[Entries taken from a collection]
-- begin --

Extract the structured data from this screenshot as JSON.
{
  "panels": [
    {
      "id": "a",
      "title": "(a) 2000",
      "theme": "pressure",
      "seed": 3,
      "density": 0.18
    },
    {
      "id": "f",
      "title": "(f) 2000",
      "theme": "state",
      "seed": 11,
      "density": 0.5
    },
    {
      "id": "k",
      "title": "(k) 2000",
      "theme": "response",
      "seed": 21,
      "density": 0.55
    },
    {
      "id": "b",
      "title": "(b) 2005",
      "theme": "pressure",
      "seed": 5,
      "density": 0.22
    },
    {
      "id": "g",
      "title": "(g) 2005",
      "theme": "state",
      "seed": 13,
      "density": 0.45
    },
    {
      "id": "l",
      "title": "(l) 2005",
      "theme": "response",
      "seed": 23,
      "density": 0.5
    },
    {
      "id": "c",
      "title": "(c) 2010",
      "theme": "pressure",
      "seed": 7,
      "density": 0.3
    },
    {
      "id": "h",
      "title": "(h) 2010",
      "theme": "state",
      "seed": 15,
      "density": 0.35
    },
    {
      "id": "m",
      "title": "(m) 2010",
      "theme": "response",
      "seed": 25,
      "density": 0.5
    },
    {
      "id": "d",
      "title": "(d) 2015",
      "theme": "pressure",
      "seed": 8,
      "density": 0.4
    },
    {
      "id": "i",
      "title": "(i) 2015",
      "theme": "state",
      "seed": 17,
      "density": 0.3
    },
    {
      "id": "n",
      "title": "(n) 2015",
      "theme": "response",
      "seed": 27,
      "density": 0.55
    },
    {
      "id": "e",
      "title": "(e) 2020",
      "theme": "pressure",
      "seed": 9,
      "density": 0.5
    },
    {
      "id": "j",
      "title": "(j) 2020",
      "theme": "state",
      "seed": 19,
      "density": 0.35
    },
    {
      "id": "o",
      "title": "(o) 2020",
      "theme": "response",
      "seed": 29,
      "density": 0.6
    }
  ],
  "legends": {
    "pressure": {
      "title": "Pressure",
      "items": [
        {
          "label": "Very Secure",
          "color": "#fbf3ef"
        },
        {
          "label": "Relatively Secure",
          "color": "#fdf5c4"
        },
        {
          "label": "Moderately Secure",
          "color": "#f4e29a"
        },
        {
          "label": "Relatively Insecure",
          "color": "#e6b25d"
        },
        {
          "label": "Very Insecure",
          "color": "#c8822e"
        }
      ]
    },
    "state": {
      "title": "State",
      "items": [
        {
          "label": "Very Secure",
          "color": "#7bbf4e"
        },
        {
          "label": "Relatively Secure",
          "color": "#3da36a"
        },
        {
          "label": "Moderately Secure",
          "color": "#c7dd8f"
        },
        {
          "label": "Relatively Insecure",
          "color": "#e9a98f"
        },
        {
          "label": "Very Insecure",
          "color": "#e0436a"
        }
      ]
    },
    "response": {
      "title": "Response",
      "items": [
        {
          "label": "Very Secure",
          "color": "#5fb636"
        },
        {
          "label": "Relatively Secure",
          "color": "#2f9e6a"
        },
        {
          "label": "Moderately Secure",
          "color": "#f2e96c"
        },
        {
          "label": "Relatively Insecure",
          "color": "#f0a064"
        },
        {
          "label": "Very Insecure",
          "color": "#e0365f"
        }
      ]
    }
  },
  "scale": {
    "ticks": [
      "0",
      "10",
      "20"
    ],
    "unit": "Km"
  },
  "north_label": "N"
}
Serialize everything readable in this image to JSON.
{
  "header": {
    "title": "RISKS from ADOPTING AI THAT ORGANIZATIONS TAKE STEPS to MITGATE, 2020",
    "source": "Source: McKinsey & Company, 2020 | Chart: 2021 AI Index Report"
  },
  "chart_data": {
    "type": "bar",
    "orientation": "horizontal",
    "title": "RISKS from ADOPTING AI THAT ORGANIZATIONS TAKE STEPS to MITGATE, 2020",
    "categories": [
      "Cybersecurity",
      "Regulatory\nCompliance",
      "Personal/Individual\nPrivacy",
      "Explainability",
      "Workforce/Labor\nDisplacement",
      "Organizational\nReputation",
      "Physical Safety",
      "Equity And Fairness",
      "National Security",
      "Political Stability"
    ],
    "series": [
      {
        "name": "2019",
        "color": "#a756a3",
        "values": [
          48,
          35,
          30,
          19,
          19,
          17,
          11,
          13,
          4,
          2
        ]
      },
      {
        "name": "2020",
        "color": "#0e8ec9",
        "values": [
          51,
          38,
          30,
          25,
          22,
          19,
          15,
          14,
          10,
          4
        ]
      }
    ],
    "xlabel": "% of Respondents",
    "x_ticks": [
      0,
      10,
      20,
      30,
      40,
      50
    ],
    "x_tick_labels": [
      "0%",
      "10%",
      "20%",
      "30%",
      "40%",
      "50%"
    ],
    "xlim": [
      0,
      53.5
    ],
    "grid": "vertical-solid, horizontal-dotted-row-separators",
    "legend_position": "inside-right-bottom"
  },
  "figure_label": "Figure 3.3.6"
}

-- end --

Quote every record above exactly.

**Correct output:**
Extract the structured data from this screenshot as JSON.
{
  "panels": [
    {
      "id": "a",
      "title": "(a) 2000",
      "theme": "pressure",
      "seed": 3,
      "density": 0.18
    },
    {
      "id": "f",
      "title": "(f) 2000",
      "theme": "state",
      "seed": 11,
      "density": 0.5
    },
    {
      "id": "k",
      "title": "(k) 2000",
      "theme": "response",
      "seed": 21,
      "density": 0.55
    },
    {
      "id": "b",
      "title": "(b) 2005",
      "theme": "pressure",
      "seed": 5,
      "density": 0.22
    },
    {
      "id": "g",
      "title": "(g) 2005",
      "theme": "state",
      "seed": 13,
      "density": 0.45
    },
    {
      "id": "l",
      "title": "(l) 2005",
      "theme": "response",
      "seed": 23,
      "density": 0.5
    },
    {
      "id": "c",
      "title": "(c) 2010",
      "theme": "pressure",
      "seed": 7,
      "density": 0.3
    },
    {
      "id": "h",
      "title": "(h) 2010",
      "theme": "state",
      "seed": 15,
      "density": 0.35
    },
    {
      "id": "m",
      "title": "(m) 2010",
      "theme": "response",
      "seed": 25,
      "density": 0.5
    },
    {
      "id": "d",
      "title": "(d) 2015",
      "theme": "pressure",
      "seed": 8,
      "density": 0.4
    },
    {
      "id": "i",
      "title": "(i) 2015",
      "theme": "state",
      "seed": 17,
      "density": 0.3
    },
    {
      "id": "n",
      "title": "(n) 2015",
      "theme": "response",
      "seed": 27,
      "density": 0.55
    },
    {
      "id": "e",
      "title": "(e) 2020",
      "theme": "pressure",
      "seed": 9,
      "density": 0.5
    },
    {
      "id": "j",
      "title": "(j) 2020",
      "theme": "state",
      "seed": 19,
      "density": 0.35
    },
    {
      "id": "o",
      "title": "(o) 2020",
      "theme": "response",
      "seed": 29,
      "density": 0.6
    }
  ],
  "legends": {
    "pressure": {
      "title": "Pressure",
      "items": [
        {
          "label": "Very Secure",
          "color": "#fbf3ef"
        },
        {
          "label": "Relatively Secure",
          "color": "#fdf5c4"
        },
        {
          "label": "Moderately Secure",
          "color": "#f4e29a"
        },
        {
          "label": "Relatively Insecure",
          "color": "#e6b25d"
        },
        {
          "label": "Very Insecure",
          "color": "#c8822e"
        }
      ]
    },
    "state": {
      "title": "State",
      "items": [
        {
          "label": "Very Secure",
          "color": "#7bbf4e"
        },
        {
          "label": "Relatively Secure",
          "color": "#3da36a"
        },
        {
          "label": "Moderately Secure",
          "color": "#c7dd8f"
        },
        {
          "label": "Relatively Insecure",
          "color": "#e9a98f"
        },
        {
          "label": "Very Insecure",
          "color": "#e0436a"
        }
      ]
    },
    "response": {
      "title": "Response",
      "items": [
        {
          "label": "Very Secure",
          "color": "#5fb636"
        },
        {
          "label": "Relatively Secure",
          "color": "#2f9e6a"
        },
        {
          "label": "Moderately Secure",
          "color": "#f2e96c"
        },
        {
          "label": "Relatively Insecure",
          "color": "#f0a064"
        },
        {
          "label": "Very Insecure",
          "color": "#e0365f"
        }
      ]
    }
  },
  "scale": {
    "ticks": [
      "0",
      "10",
      "20"
    ],
    "unit": "Km"
  },
  "north_label": "N"
}
Serialize everything readable in this image to JSON.
{
  "header": {
    "title": "RISKS from ADOPTING AI THAT ORGANIZATIONS TAKE STEPS to MITGATE, 2020",
    "source": "Source: McKinsey & Company, 2020 | Chart: 2021 AI Index Report"
  },
  "chart_data": {
    "type": "bar",
    "orientation": "horizontal",
    "title": "RISKS from ADOPTING AI THAT ORGANIZATIONS TAKE STEPS to MITGATE, 2020",
    "categories": [
      "Cybersecurity",
      "Regulatory\nCompliance",
      "Personal/Individual\nPrivacy",
      "Explainability",
      "Workforce/Labor\nDisplacement",
      "Organizational\nReputation",
      "Physical Safety",
      "Equity And Fairness",
      "National Security",
      "Political Stability"
    ],
    "series": [
      {
        "name": "2019",
        "color": "#a756a3",
        "values": [
          48,
          35,
          30,
          19,
          19,
          17,
          11,
          13,
          4,
          2
        ]
      },
      {
        "name": "2020",
        "color": "#0e8ec9",
        "values": [
          51,
          38,
          30,
          25,
          22,
          19,
          15,
          14,
          10,
          4
        ]
      }
    ],
    "xlabel": "% of Respondents",
    "x_ticks": [
      0,
      10,
      20,
      30,
      40,
      50
    ],
    "x_tick_labels": [
      "0%",
      "10%",
      "20%",
      "30%",
      "40%",
      "50%"
    ],
    "xlim": [
      0,
      53.5
    ],
    "grid": "vertical-solid, horizontal-dotted-row-separators",
    "legend_position": "inside-right-bottom"
  },
  "figure_label": "Figure 3.3.6"
}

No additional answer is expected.